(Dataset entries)
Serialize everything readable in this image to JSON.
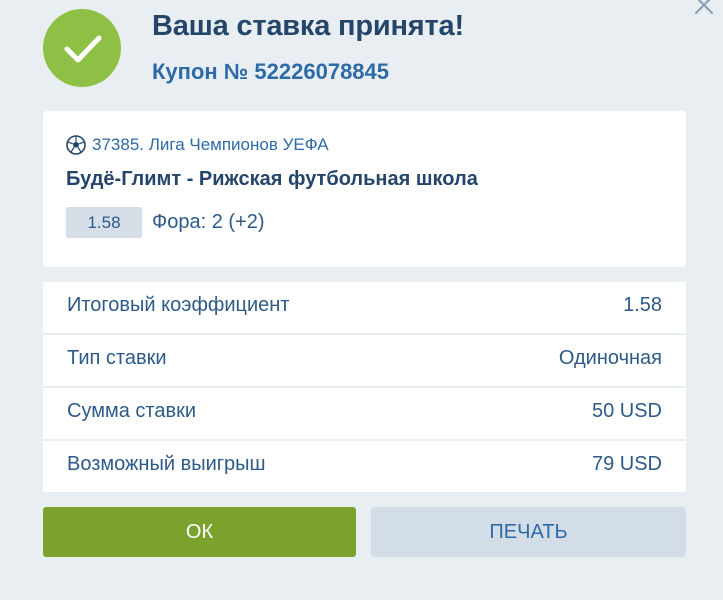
{
  "header": {
    "title": "Ваша ставка принята!",
    "coupon": "Купон № 52226078845",
    "close_icon": "close-icon",
    "success_icon": "checkmark-circle-icon",
    "success_color": "#8ec045"
  },
  "event": {
    "sport_icon": "soccer-ball-icon",
    "league": "37385. Лига Чемпионов УЕФА",
    "match": "Будё-Глимт - Рижская футбольная школа",
    "odds": "1.58",
    "market": "Фора: 2 (+2)"
  },
  "summary": {
    "rows": [
      {
        "label": "Итоговый коэффициент",
        "value": "1.58"
      },
      {
        "label": "Тип ставки",
        "value": "Одиночная"
      },
      {
        "label": "Сумма ставки",
        "value": "50 USD"
      },
      {
        "label": "Возможный выигрыш",
        "value": "79 USD"
      }
    ]
  },
  "buttons": {
    "ok_label": "ОК",
    "print_label": "ПЕЧАТЬ",
    "ok_color": "#7aa22d",
    "print_color": "#d3dde7"
  }
}
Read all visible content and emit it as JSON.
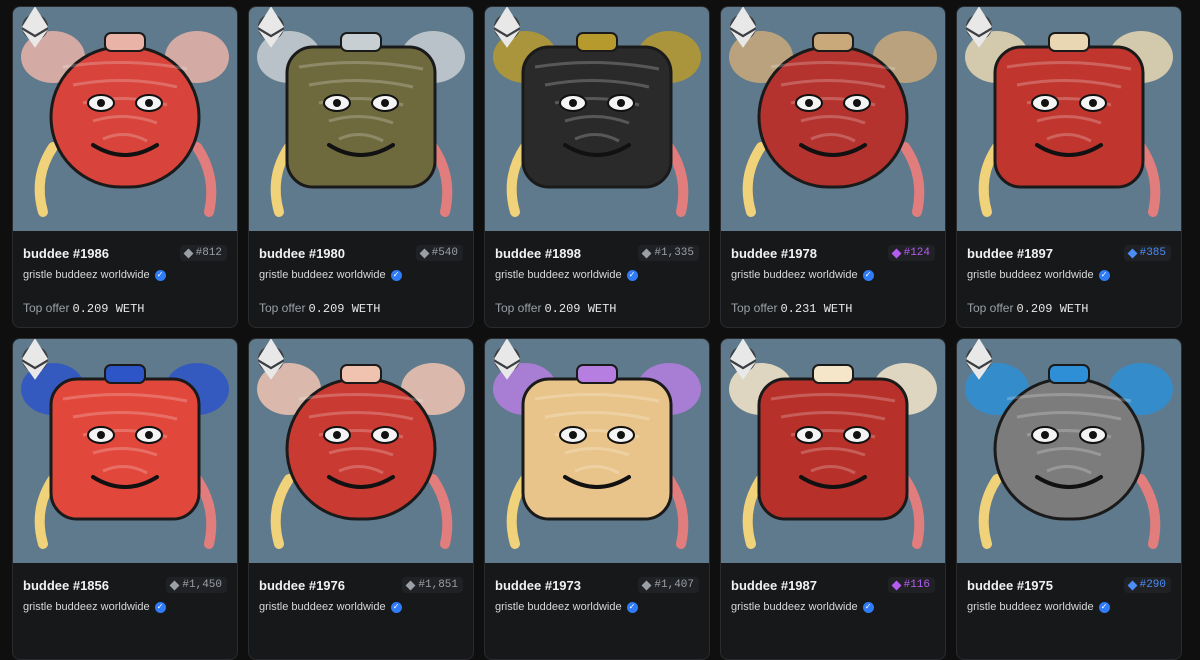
{
  "collection_name": "gristle buddeez worldwide",
  "offer_label": "Top offer",
  "currency": "WETH",
  "items": [
    {
      "name": "buddee #1986",
      "rank": "#812",
      "rank_color": "gray",
      "offer": "0.209",
      "bg": "#5f7a8c",
      "face": "#d8433b",
      "accent": "#e9b3a8"
    },
    {
      "name": "buddee #1980",
      "rank": "#540",
      "rank_color": "gray",
      "offer": "0.209",
      "bg": "#5f7a8c",
      "face": "#6f6a3e",
      "accent": "#c8cfd2"
    },
    {
      "name": "buddee #1898",
      "rank": "#1,335",
      "rank_color": "gray",
      "offer": "0.209",
      "bg": "#5f7a8c",
      "face": "#2a2a2a",
      "accent": "#b79a2e"
    },
    {
      "name": "buddee #1978",
      "rank": "#124",
      "rank_color": "purple",
      "offer": "0.231",
      "bg": "#5f7a8c",
      "face": "#b5332e",
      "accent": "#c9a97a"
    },
    {
      "name": "buddee #1897",
      "rank": "#385",
      "rank_color": "blue",
      "offer": "0.209",
      "bg": "#5f7a8c",
      "face": "#c0362f",
      "accent": "#e8d7b2"
    },
    {
      "name": "buddee #1856",
      "rank": "#1,450",
      "rank_color": "gray",
      "offer": "",
      "bg": "#5f7a8c",
      "face": "#e2473c",
      "accent": "#2e55c8"
    },
    {
      "name": "buddee #1976",
      "rank": "#1,851",
      "rank_color": "gray",
      "offer": "",
      "bg": "#5f7a8c",
      "face": "#c93a32",
      "accent": "#f0c3b0"
    },
    {
      "name": "buddee #1973",
      "rank": "#1,407",
      "rank_color": "gray",
      "offer": "",
      "bg": "#5f7a8c",
      "face": "#e9c48a",
      "accent": "#b57ee0"
    },
    {
      "name": "buddee #1987",
      "rank": "#116",
      "rank_color": "purple",
      "offer": "",
      "bg": "#5f7a8c",
      "face": "#b8302a",
      "accent": "#f5e6c9"
    },
    {
      "name": "buddee #1975",
      "rank": "#290",
      "rank_color": "blue",
      "offer": "",
      "bg": "#5f7a8c",
      "face": "#7c7c7c",
      "accent": "#2e8fd6"
    }
  ]
}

▶ WORK INSTRUCTIONS
Leave out every picture and copy the rest of the records exactly.

▶ EXERCISE OUTPUT
Serialize everything readable in this image to JSON.
{
  "header": {
    "title": "Ваша ставка принята!",
    "coupon": "Купон № 52226078845",
    "close_icon": "close-icon",
    "success_icon": "checkmark-circle-icon",
    "success_color": "#8ec045"
  },
  "event": {
    "sport_icon": "soccer-ball-icon",
    "league": "37385. Лига Чемпионов УЕФА",
    "match": "Будё-Глимт - Рижская футбольная школа",
    "odds": "1.58",
    "market": "Фора: 2 (+2)"
  },
  "summary": {
    "rows": [
      {
        "label": "Итоговый коэффициент",
        "value": "1.58"
      },
      {
        "label": "Тип ставки",
        "value": "Одиночная"
      },
      {
        "label": "Сумма ставки",
        "value": "50 USD"
      },
      {
        "label": "Возможный выигрыш",
        "value": "79 USD"
      }
    ]
  },
  "buttons": {
    "ok_label": "ОК",
    "print_label": "ПЕЧАТЬ",
    "ok_color": "#7aa22d",
    "print_color": "#d3dde7"
  }
}
Read all visible content and emit it as JSON.
{
  "collection_name": "gristle buddeez worldwide",
  "offer_label": "Top offer",
  "currency": "WETH",
  "items": [
    {
      "name": "buddee #1986",
      "rank": "#812",
      "rank_color": "gray",
      "offer": "0.209",
      "bg": "#5f7a8c",
      "face": "#d8433b",
      "accent": "#e9b3a8"
    },
    {
      "name": "buddee #1980",
      "rank": "#540",
      "rank_color": "gray",
      "offer": "0.209",
      "bg": "#5f7a8c",
      "face": "#6f6a3e",
      "accent": "#c8cfd2"
    },
    {
      "name": "buddee #1898",
      "rank": "#1,335",
      "rank_color": "gray",
      "offer": "0.209",
      "bg": "#5f7a8c",
      "face": "#2a2a2a",
      "accent": "#b79a2e"
    },
    {
      "name": "buddee #1978",
      "rank": "#124",
      "rank_color": "purple",
      "offer": "0.231",
      "bg": "#5f7a8c",
      "face": "#b5332e",
      "accent": "#c9a97a"
    },
    {
      "name": "buddee #1897",
      "rank": "#385",
      "rank_color": "blue",
      "offer": "0.209",
      "bg": "#5f7a8c",
      "face": "#c0362f",
      "accent": "#e8d7b2"
    },
    {
      "name": "buddee #1856",
      "rank": "#1,450",
      "rank_color": "gray",
      "offer": "",
      "bg": "#5f7a8c",
      "face": "#e2473c",
      "accent": "#2e55c8"
    },
    {
      "name": "buddee #1976",
      "rank": "#1,851",
      "rank_color": "gray",
      "offer": "",
      "bg": "#5f7a8c",
      "face": "#c93a32",
      "accent": "#f0c3b0"
    },
    {
      "name": "buddee #1973",
      "rank": "#1,407",
      "rank_color": "gray",
      "offer": "",
      "bg": "#5f7a8c",
      "face": "#e9c48a",
      "accent": "#b57ee0"
    },
    {
      "name": "buddee #1987",
      "rank": "#116",
      "rank_color": "purple",
      "offer": "",
      "bg": "#5f7a8c",
      "face": "#b8302a",
      "accent": "#f5e6c9"
    },
    {
      "name": "buddee #1975",
      "rank": "#290",
      "rank_color": "blue",
      "offer": "",
      "bg": "#5f7a8c",
      "face": "#7c7c7c",
      "accent": "#2e8fd6"
    }
  ]
}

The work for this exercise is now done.